[Begin DATA FOR THIS EXERCISE]
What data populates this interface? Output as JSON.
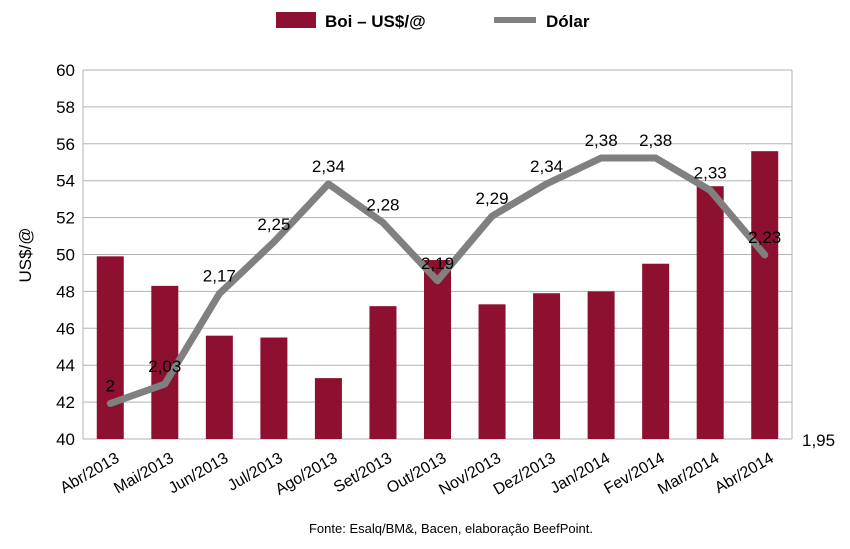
{
  "chart_data": {
    "type": "bar",
    "categories": [
      "Abr/2013",
      "Mai/2013",
      "Jun/2013",
      "Jul/2013",
      "Ago/2013",
      "Set/2013",
      "Out/2013",
      "Nov/2013",
      "Dez/2013",
      "Jan/2014",
      "Fev/2014",
      "Mar/2014",
      "Abr/2014"
    ],
    "series": [
      {
        "name": "Boi – US$/@",
        "type": "bar",
        "axis": "left",
        "color": "#8e1030",
        "values": [
          49.9,
          48.3,
          45.6,
          45.5,
          43.3,
          47.2,
          49.7,
          47.3,
          47.9,
          48.0,
          49.5,
          53.7,
          55.6
        ]
      },
      {
        "name": "Dólar",
        "type": "line",
        "axis": "right",
        "color": "#808080",
        "values": [
          2,
          2.03,
          2.17,
          2.25,
          2.34,
          2.28,
          2.19,
          2.29,
          2.34,
          2.38,
          2.38,
          2.33,
          2.23
        ],
        "labels": [
          "2",
          "2,03",
          "2,17",
          "2,25",
          "2,34",
          "2,28",
          "2,19",
          "2,29",
          "2,34",
          "2,38",
          "2,38",
          "2,33",
          "2,23"
        ]
      }
    ],
    "ylabel": "US$/@",
    "ylim": [
      40,
      60
    ],
    "yticks": [
      "40",
      "42",
      "44",
      "46",
      "48",
      "50",
      "52",
      "54",
      "56",
      "58",
      "60"
    ],
    "y2tick_label": "1,95",
    "grid": true,
    "legend_position": "top"
  },
  "source_note": "Fonte: Esalq/BM&, Bacen, elaboração BeefPoint."
}
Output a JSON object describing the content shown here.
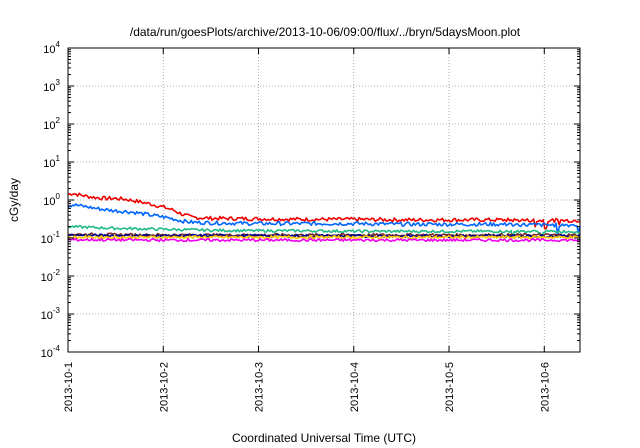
{
  "chart_data": {
    "type": "line",
    "title": "/data/run/goesPlots/archive/2013-10-06/09:00/flux/../bryn/5daysMoon.plot",
    "xlabel": "Coordinated Universal Time (UTC)",
    "ylabel": "cGy/day",
    "yscale": "log",
    "ylim": [
      0.0001,
      10000
    ],
    "xlim": [
      "2013-10-01 00:00",
      "2013-10-06 09:00"
    ],
    "grid": true,
    "y_ticks": [
      {
        "base": "10",
        "exp": "4",
        "value": 10000
      },
      {
        "base": "10",
        "exp": "3",
        "value": 1000
      },
      {
        "base": "10",
        "exp": "2",
        "value": 100
      },
      {
        "base": "10",
        "exp": "1",
        "value": 10
      },
      {
        "base": "10",
        "exp": "0",
        "value": 1
      },
      {
        "base": "10",
        "exp": "-1",
        "value": 0.1
      },
      {
        "base": "10",
        "exp": "-2",
        "value": 0.01
      },
      {
        "base": "10",
        "exp": "-3",
        "value": 0.001
      },
      {
        "base": "10",
        "exp": "-4",
        "value": 0.0001
      }
    ],
    "x_ticks": [
      {
        "label": "2013-10-1",
        "day": 0
      },
      {
        "label": "2013-10-2",
        "day": 1
      },
      {
        "label": "2013-10-3",
        "day": 2
      },
      {
        "label": "2013-10-4",
        "day": 3
      },
      {
        "label": "2013-10-5",
        "day": 4
      },
      {
        "label": "2013-10-6",
        "day": 5
      }
    ],
    "x_units": "days since 2013-10-01 00:00 UTC",
    "series": [
      {
        "color": "#ee0000",
        "x": [
          0,
          0.05,
          0.1,
          0.2,
          0.3,
          0.4,
          0.5,
          0.6,
          0.7,
          0.8,
          0.9,
          1.0,
          1.1,
          1.2,
          1.3,
          1.5,
          2.0,
          2.5,
          3.0,
          3.5,
          4.0,
          4.5,
          5.0,
          5.38
        ],
        "y": [
          1.4,
          1.5,
          1.4,
          1.25,
          1.15,
          1.1,
          1.1,
          1.05,
          0.95,
          0.85,
          0.75,
          0.65,
          0.55,
          0.42,
          0.35,
          0.33,
          0.32,
          0.31,
          0.31,
          0.3,
          0.3,
          0.3,
          0.29,
          0.29
        ]
      },
      {
        "color": "#0066ff",
        "x": [
          0,
          0.05,
          0.1,
          0.2,
          0.3,
          0.4,
          0.5,
          0.6,
          0.7,
          0.8,
          0.9,
          1.0,
          1.1,
          1.2,
          1.3,
          1.5,
          2.0,
          2.5,
          3.0,
          3.5,
          4.0,
          4.5,
          5.0,
          5.38
        ],
        "y": [
          0.7,
          0.75,
          0.72,
          0.66,
          0.6,
          0.55,
          0.52,
          0.5,
          0.47,
          0.43,
          0.39,
          0.36,
          0.32,
          0.28,
          0.26,
          0.25,
          0.24,
          0.24,
          0.24,
          0.23,
          0.23,
          0.23,
          0.22,
          0.22
        ]
      },
      {
        "color": "#22bb88",
        "x": [
          0,
          0.5,
          1.0,
          1.5,
          2.0,
          2.5,
          3.0,
          3.5,
          4.0,
          4.5,
          5.0,
          5.38
        ],
        "y": [
          0.2,
          0.18,
          0.17,
          0.16,
          0.155,
          0.155,
          0.15,
          0.15,
          0.15,
          0.15,
          0.148,
          0.148
        ]
      },
      {
        "color": "#7a2a2a",
        "x": [
          0,
          1.0,
          2.0,
          3.0,
          4.0,
          5.0,
          5.38
        ],
        "y": [
          0.125,
          0.12,
          0.12,
          0.12,
          0.12,
          0.12,
          0.12
        ]
      },
      {
        "color": "#000088",
        "x": [
          0,
          1.0,
          2.0,
          3.0,
          4.0,
          5.0,
          5.38
        ],
        "y": [
          0.118,
          0.115,
          0.115,
          0.113,
          0.113,
          0.113,
          0.113
        ]
      },
      {
        "color": "#ffcc00",
        "x": [
          0,
          1.0,
          2.0,
          3.0,
          4.0,
          5.0,
          5.38
        ],
        "y": [
          0.105,
          0.105,
          0.105,
          0.105,
          0.105,
          0.105,
          0.105
        ]
      },
      {
        "color": "#ee00ee",
        "x": [
          0,
          1.0,
          2.0,
          3.0,
          4.0,
          5.0,
          5.38
        ],
        "y": [
          0.09,
          0.088,
          0.088,
          0.088,
          0.088,
          0.088,
          0.088
        ]
      }
    ]
  }
}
[End DATA FOR THIS EXERCISE]
- [GOAL]
Select all lines with the word "type" from the entries above.

- [RESPONSE TO THE TASK]
    "type": "bar",
        "type": "bar",
        "type": "line",
    "type": "line",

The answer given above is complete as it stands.